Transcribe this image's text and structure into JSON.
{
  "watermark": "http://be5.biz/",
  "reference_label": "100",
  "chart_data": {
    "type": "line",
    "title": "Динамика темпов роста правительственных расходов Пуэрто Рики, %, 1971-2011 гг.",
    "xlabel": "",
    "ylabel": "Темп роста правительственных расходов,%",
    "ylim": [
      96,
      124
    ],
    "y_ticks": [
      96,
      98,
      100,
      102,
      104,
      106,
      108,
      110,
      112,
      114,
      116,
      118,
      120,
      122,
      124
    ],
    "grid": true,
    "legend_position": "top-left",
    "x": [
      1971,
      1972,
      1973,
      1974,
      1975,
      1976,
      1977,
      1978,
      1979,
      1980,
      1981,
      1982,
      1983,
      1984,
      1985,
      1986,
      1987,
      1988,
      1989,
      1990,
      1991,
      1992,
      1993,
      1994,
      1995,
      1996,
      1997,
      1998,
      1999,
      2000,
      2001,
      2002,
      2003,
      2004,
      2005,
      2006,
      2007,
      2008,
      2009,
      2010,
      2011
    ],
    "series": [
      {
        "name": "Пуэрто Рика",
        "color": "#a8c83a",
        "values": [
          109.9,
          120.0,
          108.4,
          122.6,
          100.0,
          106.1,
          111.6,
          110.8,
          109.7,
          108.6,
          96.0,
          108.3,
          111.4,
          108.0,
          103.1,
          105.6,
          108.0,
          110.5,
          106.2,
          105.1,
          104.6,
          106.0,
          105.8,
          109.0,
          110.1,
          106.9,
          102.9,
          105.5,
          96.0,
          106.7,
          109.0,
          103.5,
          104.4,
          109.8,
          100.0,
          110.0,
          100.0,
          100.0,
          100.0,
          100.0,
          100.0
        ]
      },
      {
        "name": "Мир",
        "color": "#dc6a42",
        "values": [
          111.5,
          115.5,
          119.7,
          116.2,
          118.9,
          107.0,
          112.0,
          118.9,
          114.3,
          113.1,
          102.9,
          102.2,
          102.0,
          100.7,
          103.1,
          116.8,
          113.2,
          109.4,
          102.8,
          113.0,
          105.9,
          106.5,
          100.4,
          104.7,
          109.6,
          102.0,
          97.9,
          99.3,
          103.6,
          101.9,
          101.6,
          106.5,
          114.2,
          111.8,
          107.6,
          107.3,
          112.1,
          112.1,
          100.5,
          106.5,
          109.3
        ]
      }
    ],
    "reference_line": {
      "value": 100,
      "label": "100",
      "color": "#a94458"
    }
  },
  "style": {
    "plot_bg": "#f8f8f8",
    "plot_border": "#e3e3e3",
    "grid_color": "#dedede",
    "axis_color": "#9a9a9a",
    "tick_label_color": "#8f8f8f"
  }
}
==============================
Print the material verbatim, all of it.

Transcribe this image's text and structure into JSON.
{
  "watermark": "http://be5.biz/",
  "reference_label": "100",
  "chart_data": {
    "type": "line",
    "title": "Динамика темпов роста правительственных расходов Пуэрто Рики, %, 1971-2011 гг.",
    "xlabel": "",
    "ylabel": "Темп роста правительственных расходов,%",
    "ylim": [
      96,
      124
    ],
    "y_ticks": [
      96,
      98,
      100,
      102,
      104,
      106,
      108,
      110,
      112,
      114,
      116,
      118,
      120,
      122,
      124
    ],
    "grid": true,
    "legend_position": "top-left",
    "x": [
      1971,
      1972,
      1973,
      1974,
      1975,
      1976,
      1977,
      1978,
      1979,
      1980,
      1981,
      1982,
      1983,
      1984,
      1985,
      1986,
      1987,
      1988,
      1989,
      1990,
      1991,
      1992,
      1993,
      1994,
      1995,
      1996,
      1997,
      1998,
      1999,
      2000,
      2001,
      2002,
      2003,
      2004,
      2005,
      2006,
      2007,
      2008,
      2009,
      2010,
      2011
    ],
    "series": [
      {
        "name": "Пуэрто Рика",
        "color": "#a8c83a",
        "values": [
          109.9,
          120.0,
          108.4,
          122.6,
          100.0,
          106.1,
          111.6,
          110.8,
          109.7,
          108.6,
          96.0,
          108.3,
          111.4,
          108.0,
          103.1,
          105.6,
          108.0,
          110.5,
          106.2,
          105.1,
          104.6,
          106.0,
          105.8,
          109.0,
          110.1,
          106.9,
          102.9,
          105.5,
          96.0,
          106.7,
          109.0,
          103.5,
          104.4,
          109.8,
          100.0,
          110.0,
          100.0,
          100.0,
          100.0,
          100.0,
          100.0
        ]
      },
      {
        "name": "Мир",
        "color": "#dc6a42",
        "values": [
          111.5,
          115.5,
          119.7,
          116.2,
          118.9,
          107.0,
          112.0,
          118.9,
          114.3,
          113.1,
          102.9,
          102.2,
          102.0,
          100.7,
          103.1,
          116.8,
          113.2,
          109.4,
          102.8,
          113.0,
          105.9,
          106.5,
          100.4,
          104.7,
          109.6,
          102.0,
          97.9,
          99.3,
          103.6,
          101.9,
          101.6,
          106.5,
          114.2,
          111.8,
          107.6,
          107.3,
          112.1,
          112.1,
          100.5,
          106.5,
          109.3
        ]
      }
    ],
    "reference_line": {
      "value": 100,
      "label": "100",
      "color": "#a94458"
    }
  },
  "style": {
    "plot_bg": "#f8f8f8",
    "plot_border": "#e3e3e3",
    "grid_color": "#dedede",
    "axis_color": "#9a9a9a",
    "tick_label_color": "#8f8f8f"
  }
}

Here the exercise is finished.